▶ _YOUR OBJECTIVE_: Rewrite every one of the items below with "preview-task-row" swapped for "preview-item-row" and nothing else changed. Leave out the pictures.

▶ _DATASET EXCERPTS_:
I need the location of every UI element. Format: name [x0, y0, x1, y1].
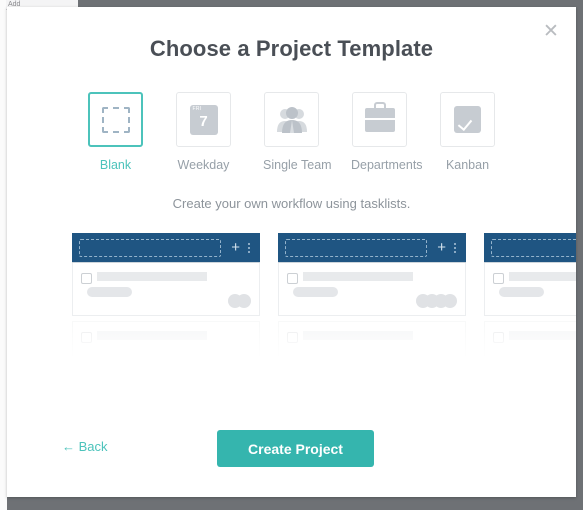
- preview-task-row: [484, 321, 576, 358]
- close-icon[interactable]: ✕: [540, 21, 562, 43]
- template-description: Create your own workflow using tasklists…: [172, 196, 411, 211]
- template-option-weekday[interactable]: FRI 7 Weekday: [175, 92, 232, 172]
- template-tile-departments: [352, 92, 407, 147]
- tasklist-name-input[interactable]: [79, 238, 222, 257]
- create-project-button[interactable]: Create Project: [217, 430, 374, 467]
- task-checkbox[interactable]: [81, 332, 92, 343]
- task-title-placeholder: [509, 331, 576, 340]
- task-title-placeholder: [303, 272, 413, 281]
- task-avatars: [228, 294, 251, 308]
- briefcase-icon: [364, 101, 395, 132]
- template-label-kanban: Kanban: [445, 158, 490, 172]
- preview-task-row: [72, 263, 260, 316]
- task-title-placeholder: [97, 331, 207, 340]
- template-tile-blank: [88, 92, 143, 147]
- preview-task-row: [278, 263, 466, 316]
- template-option-kanban[interactable]: Kanban: [439, 92, 496, 172]
- plus-icon[interactable]: +: [437, 240, 446, 255]
- task-tag-placeholder: [87, 287, 132, 297]
- task-title-placeholder: [509, 272, 576, 281]
- task-avatars: [416, 294, 457, 308]
- preview-column-header: +: [72, 233, 260, 263]
- preview-column: +: [484, 233, 576, 358]
- back-link[interactable]: ← Back: [62, 439, 108, 454]
- task-tag-placeholder: [293, 287, 338, 297]
- dashed-square-icon: [101, 106, 130, 133]
- task-checkbox[interactable]: [493, 273, 504, 284]
- task-checkbox[interactable]: [81, 273, 92, 284]
- template-label-single-team: Single Team: [263, 158, 332, 172]
- page-background: [0, 0, 7, 510]
- tasklist-name-input[interactable]: [285, 238, 428, 257]
- plus-icon[interactable]: +: [231, 240, 240, 255]
- preview-column: +: [278, 233, 466, 358]
- template-tile-weekday: FRI 7: [176, 92, 231, 147]
- project-template-modal: ✕ Choose a Project Template Blank FRI 7 …: [7, 7, 576, 497]
- preview-task-row: [72, 321, 260, 358]
- preview-column-header: +: [278, 233, 466, 263]
- avatar: [443, 294, 457, 308]
- more-vertical-icon[interactable]: [248, 242, 250, 253]
- preview-task-row: [484, 263, 576, 316]
- template-options: Blank FRI 7 Weekday Single Team Departme…: [7, 92, 576, 172]
- task-checkbox[interactable]: [287, 332, 298, 343]
- preview-column-header: +: [484, 233, 576, 263]
- template-option-blank[interactable]: Blank: [87, 92, 144, 172]
- more-vertical-icon[interactable]: [454, 242, 456, 253]
- template-option-departments[interactable]: Departments: [351, 92, 423, 172]
- template-label-blank: Blank: [99, 158, 132, 172]
- task-title-placeholder: [303, 331, 413, 340]
- template-option-single-team[interactable]: Single Team: [263, 92, 332, 172]
- checkbox-pen-icon: [454, 106, 481, 133]
- people-group-icon: [276, 106, 307, 133]
- task-tag-placeholder: [499, 287, 544, 297]
- page-title: Choose a Project Template: [149, 36, 434, 61]
- template-label-weekday: Weekday: [177, 158, 230, 172]
- template-preview: + +: [7, 233, 576, 358]
- modal-footer: ← Back Create Project: [7, 425, 576, 481]
- template-tile-single-team: [264, 92, 319, 147]
- template-tile-kanban: [440, 92, 495, 147]
- calendar-day-label: 7: [199, 112, 208, 130]
- tasklist-name-input[interactable]: [491, 238, 576, 257]
- template-label-departments: Departments: [351, 158, 423, 172]
- preview-board: + +: [7, 233, 576, 358]
- task-title-placeholder: [97, 272, 207, 281]
- avatar: [237, 294, 251, 308]
- preview-column: +: [72, 233, 260, 358]
- task-checkbox[interactable]: [287, 273, 298, 284]
- preview-task-row: [278, 321, 466, 358]
- task-checkbox[interactable]: [493, 332, 504, 343]
- calendar-icon: FRI 7: [189, 104, 218, 135]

▶ _SOLVED PROBLEM_:
I need the location of every UI element. Format: name [x0, y0, x1, y1].
- preview-item-row: [484, 321, 576, 358]
- close-icon[interactable]: ✕: [540, 21, 562, 43]
- template-description: Create your own workflow using tasklists…: [172, 196, 411, 211]
- template-option-weekday[interactable]: FRI 7 Weekday: [175, 92, 232, 172]
- template-tile-departments: [352, 92, 407, 147]
- tasklist-name-input[interactable]: [79, 238, 222, 257]
- create-project-button[interactable]: Create Project: [217, 430, 374, 467]
- task-checkbox[interactable]: [81, 332, 92, 343]
- task-title-placeholder: [509, 331, 576, 340]
- task-title-placeholder: [303, 272, 413, 281]
- task-avatars: [228, 294, 251, 308]
- briefcase-icon: [364, 101, 395, 132]
- template-label-kanban: Kanban: [445, 158, 490, 172]
- preview-item-row: [72, 263, 260, 316]
- task-title-placeholder: [97, 331, 207, 340]
- template-tile-blank: [88, 92, 143, 147]
- preview-item-row: [278, 263, 466, 316]
- template-option-kanban[interactable]: Kanban: [439, 92, 496, 172]
- plus-icon[interactable]: +: [437, 240, 446, 255]
- task-tag-placeholder: [87, 287, 132, 297]
- task-title-placeholder: [509, 272, 576, 281]
- task-avatars: [416, 294, 457, 308]
- preview-column-header: +: [72, 233, 260, 263]
- preview-column: +: [484, 233, 576, 358]
- back-link[interactable]: ← Back: [62, 439, 108, 454]
- task-tag-placeholder: [293, 287, 338, 297]
- dashed-square-icon: [101, 106, 130, 133]
- task-checkbox[interactable]: [493, 273, 504, 284]
- task-checkbox[interactable]: [81, 273, 92, 284]
- template-label-single-team: Single Team: [263, 158, 332, 172]
- page-background: [0, 0, 7, 510]
- tasklist-name-input[interactable]: [285, 238, 428, 257]
- plus-icon[interactable]: +: [231, 240, 240, 255]
- preview-column: +: [278, 233, 466, 358]
- template-tile-weekday: FRI 7: [176, 92, 231, 147]
- project-template-modal: ✕ Choose a Project Template Blank FRI 7 …: [7, 7, 576, 497]
- preview-item-row: [72, 321, 260, 358]
- preview-column-header: +: [278, 233, 466, 263]
- avatar: [443, 294, 457, 308]
- more-vertical-icon[interactable]: [248, 242, 250, 253]
- preview-item-row: [484, 263, 576, 316]
- template-options: Blank FRI 7 Weekday Single Team Departme…: [7, 92, 576, 172]
- task-checkbox[interactable]: [287, 332, 298, 343]
- preview-column-header: +: [484, 233, 576, 263]
- template-option-blank[interactable]: Blank: [87, 92, 144, 172]
- more-vertical-icon[interactable]: [454, 242, 456, 253]
- template-option-departments[interactable]: Departments: [351, 92, 423, 172]
- template-label-blank: Blank: [99, 158, 132, 172]
- task-title-placeholder: [303, 331, 413, 340]
- template-option-single-team[interactable]: Single Team: [263, 92, 332, 172]
- checkbox-pen-icon: [454, 106, 481, 133]
- people-group-icon: [276, 106, 307, 133]
- task-tag-placeholder: [499, 287, 544, 297]
- page-title: Choose a Project Template: [149, 36, 434, 61]
- template-label-weekday: Weekday: [177, 158, 230, 172]
- template-preview: + +: [7, 233, 576, 358]
- modal-footer: ← Back Create Project: [7, 425, 576, 481]
- template-tile-single-team: [264, 92, 319, 147]
- template-tile-kanban: [440, 92, 495, 147]
- calendar-day-label: 7: [199, 112, 208, 130]
- tasklist-name-input[interactable]: [491, 238, 576, 257]
- template-label-departments: Departments: [351, 158, 423, 172]
- preview-board: + +: [7, 233, 576, 358]
- task-title-placeholder: [97, 272, 207, 281]
- avatar: [237, 294, 251, 308]
- preview-column: +: [72, 233, 260, 358]
- task-checkbox[interactable]: [287, 273, 298, 284]
- preview-item-row: [278, 321, 466, 358]
- task-checkbox[interactable]: [493, 332, 504, 343]
- calendar-icon: FRI 7: [189, 104, 218, 135]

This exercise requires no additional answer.